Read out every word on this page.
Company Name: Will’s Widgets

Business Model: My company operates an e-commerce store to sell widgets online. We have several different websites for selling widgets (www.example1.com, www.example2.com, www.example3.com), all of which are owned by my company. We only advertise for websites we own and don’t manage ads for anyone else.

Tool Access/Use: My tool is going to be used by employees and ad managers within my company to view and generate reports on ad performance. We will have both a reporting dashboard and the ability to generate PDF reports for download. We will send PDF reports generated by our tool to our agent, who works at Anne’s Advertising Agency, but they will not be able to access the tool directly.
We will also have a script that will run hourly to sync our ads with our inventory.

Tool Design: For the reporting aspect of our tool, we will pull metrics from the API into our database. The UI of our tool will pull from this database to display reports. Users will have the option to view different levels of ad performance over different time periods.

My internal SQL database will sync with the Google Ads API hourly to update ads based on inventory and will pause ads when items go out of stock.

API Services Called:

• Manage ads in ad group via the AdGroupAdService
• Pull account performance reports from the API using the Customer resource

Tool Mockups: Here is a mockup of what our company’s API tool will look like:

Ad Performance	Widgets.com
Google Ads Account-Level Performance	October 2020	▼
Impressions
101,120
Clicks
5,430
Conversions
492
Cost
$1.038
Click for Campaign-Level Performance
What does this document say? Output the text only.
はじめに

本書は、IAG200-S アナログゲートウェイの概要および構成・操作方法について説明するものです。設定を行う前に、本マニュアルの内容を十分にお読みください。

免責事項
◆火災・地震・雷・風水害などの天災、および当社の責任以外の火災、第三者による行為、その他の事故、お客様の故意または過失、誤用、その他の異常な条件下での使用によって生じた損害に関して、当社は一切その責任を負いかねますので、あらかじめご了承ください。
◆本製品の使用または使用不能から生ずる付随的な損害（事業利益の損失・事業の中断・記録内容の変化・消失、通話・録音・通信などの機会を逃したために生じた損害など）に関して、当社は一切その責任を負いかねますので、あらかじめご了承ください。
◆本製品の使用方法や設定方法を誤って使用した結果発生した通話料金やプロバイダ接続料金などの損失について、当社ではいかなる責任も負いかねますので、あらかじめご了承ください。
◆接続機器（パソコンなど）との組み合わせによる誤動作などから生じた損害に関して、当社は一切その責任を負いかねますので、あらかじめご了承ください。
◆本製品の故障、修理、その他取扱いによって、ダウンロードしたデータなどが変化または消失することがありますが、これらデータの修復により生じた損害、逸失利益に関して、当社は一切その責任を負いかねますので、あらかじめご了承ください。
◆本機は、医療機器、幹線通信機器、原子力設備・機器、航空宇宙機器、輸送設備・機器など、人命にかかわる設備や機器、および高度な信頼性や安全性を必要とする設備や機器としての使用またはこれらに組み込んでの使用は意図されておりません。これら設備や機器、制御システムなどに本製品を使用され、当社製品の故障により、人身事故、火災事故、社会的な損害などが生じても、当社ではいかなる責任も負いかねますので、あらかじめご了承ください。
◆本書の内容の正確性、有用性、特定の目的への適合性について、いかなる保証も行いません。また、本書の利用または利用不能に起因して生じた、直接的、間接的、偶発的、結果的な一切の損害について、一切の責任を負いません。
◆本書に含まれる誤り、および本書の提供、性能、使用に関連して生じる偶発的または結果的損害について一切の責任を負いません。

To be done
Type out the whole listing above again, exactly as it stands.

Output of the task
Read out every word on this page.
Company Name: Will’s Widgets

Business Model: My company operates an e-commerce store to sell widgets online. We have several different websites for selling widgets (www.example1.com, www.example2.com, www.example3.com), all of which are owned by my company. We only advertise for websites we own and don’t manage ads for anyone else.

Tool Access/Use: My tool is going to be used by employees and ad managers within my company to view and generate reports on ad performance. We will have both a reporting dashboard and the ability to generate PDF reports for download. We will send PDF reports generated by our tool to our agent, who works at Anne’s Advertising Agency, but they will not be able to access the tool directly.
We will also have a script that will run hourly to sync our ads with our inventory.

Tool Design: For the reporting aspect of our tool, we will pull metrics from the API into our database. The UI of our tool will pull from this database to display reports. Users will have the option to view different levels of ad performance over different time periods.

My internal SQL database will sync with the Google Ads API hourly to update ads based on inventory and will pause ads when items go out of stock.

API Services Called:

• Manage ads in ad group via the AdGroupAdService
• Pull account performance reports from the API using the Customer resource

Tool Mockups: Here is a mockup of what our company’s API tool will look like:

Ad Performance	Widgets.com
Google Ads Account-Level Performance	October 2020	▼
Impressions
101,120
Clicks
5,430
Conversions
492
Cost
$1.038
Click for Campaign-Level Performance
What does this document say? Output the text only.
はじめに

本書は、IAG200-S アナログゲートウェイの概要および構成・操作方法について説明するものです。設定を行う前に、本マニュアルの内容を十分にお読みください。

免責事項
◆火災・地震・雷・風水害などの天災、および当社の責任以外の火災、第三者による行為、その他の事故、お客様の故意または過失、誤用、その他の異常な条件下での使用によって生じた損害に関して、当社は一切その責任を負いかねますので、あらかじめご了承ください。
◆本製品の使用または使用不能から生ずる付随的な損害（事業利益の損失・事業の中断・記録内容の変化・消失、通話・録音・通信などの機会を逃したために生じた損害など）に関して、当社は一切その責任を負いかねますので、あらかじめご了承ください。
◆本製品の使用方法や設定方法を誤って使用した結果発生した通話料金やプロバイダ接続料金などの損失について、当社ではいかなる責任も負いかねますので、あらかじめご了承ください。
◆接続機器（パソコンなど）との組み合わせによる誤動作などから生じた損害に関して、当社は一切その責任を負いかねますので、あらかじめご了承ください。
◆本製品の故障、修理、その他取扱いによって、ダウンロードしたデータなどが変化または消失することがありますが、これらデータの修復により生じた損害、逸失利益に関して、当社は一切その責任を負いかねますので、あらかじめご了承ください。
◆本機は、医療機器、幹線通信機器、原子力設備・機器、航空宇宙機器、輸送設備・機器など、人命にかかわる設備や機器、および高度な信頼性や安全性を必要とする設備や機器としての使用またはこれらに組み込んでの使用は意図されておりません。これら設備や機器、制御システムなどに本製品を使用され、当社製品の故障により、人身事故、火災事故、社会的な損害などが生じても、当社ではいかなる責任も負いかねますので、あらかじめご了承ください。
◆本書の内容の正確性、有用性、特定の目的への適合性について、いかなる保証も行いません。また、本書の利用または利用不能に起因して生じた、直接的、間接的、偶発的、結果的な一切の損害について、一切の責任を負いません。
◆本書に含まれる誤り、および本書の提供、性能、使用に関連して生じる偶発的または結果的損害について一切の責任を負いません。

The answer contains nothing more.